- [RECORDS TO PROCESS]

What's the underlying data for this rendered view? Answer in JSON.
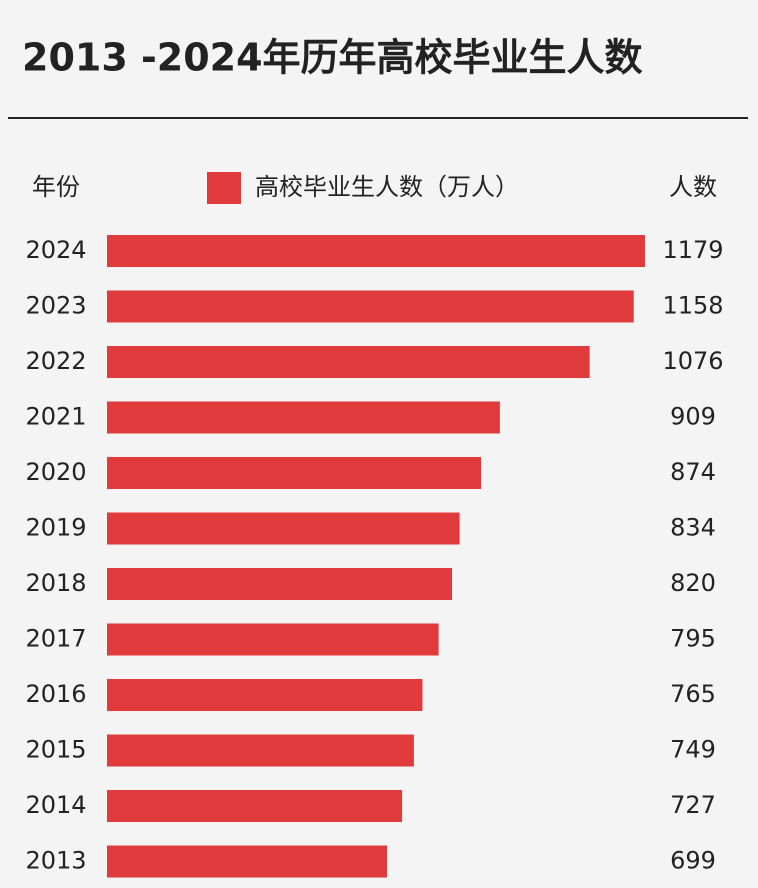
{
  "chart_data": {
    "type": "bar",
    "orientation": "horizontal",
    "title": "2013 -2024年历年高校毕业生人数",
    "category_header": "年份",
    "value_header": "人数",
    "categories": [
      "2024",
      "2023",
      "2022",
      "2021",
      "2020",
      "2019",
      "2018",
      "2017",
      "2016",
      "2015",
      "2014",
      "2013"
    ],
    "series": [
      {
        "name": "高校毕业生人数（万人）",
        "color": "#e03a3c",
        "values": [
          1179,
          1158,
          1076,
          909,
          874,
          834,
          820,
          795,
          765,
          749,
          727,
          699
        ]
      }
    ],
    "xlim": [
      178,
      1179
    ]
  }
}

- [SET EXERCISE] Reproduce all entries without any change, and omit the pictures.

- [RESPONSE TO THIS TASK]
What's the underlying data for this rendered view? Answer in JSON.
{
  "chart_data": {
    "type": "bar",
    "orientation": "horizontal",
    "title": "2013 -2024年历年高校毕业生人数",
    "category_header": "年份",
    "value_header": "人数",
    "categories": [
      "2024",
      "2023",
      "2022",
      "2021",
      "2020",
      "2019",
      "2018",
      "2017",
      "2016",
      "2015",
      "2014",
      "2013"
    ],
    "series": [
      {
        "name": "高校毕业生人数（万人）",
        "color": "#e03a3c",
        "values": [
          1179,
          1158,
          1076,
          909,
          874,
          834,
          820,
          795,
          765,
          749,
          727,
          699
        ]
      }
    ],
    "xlim": [
      178,
      1179
    ]
  }
}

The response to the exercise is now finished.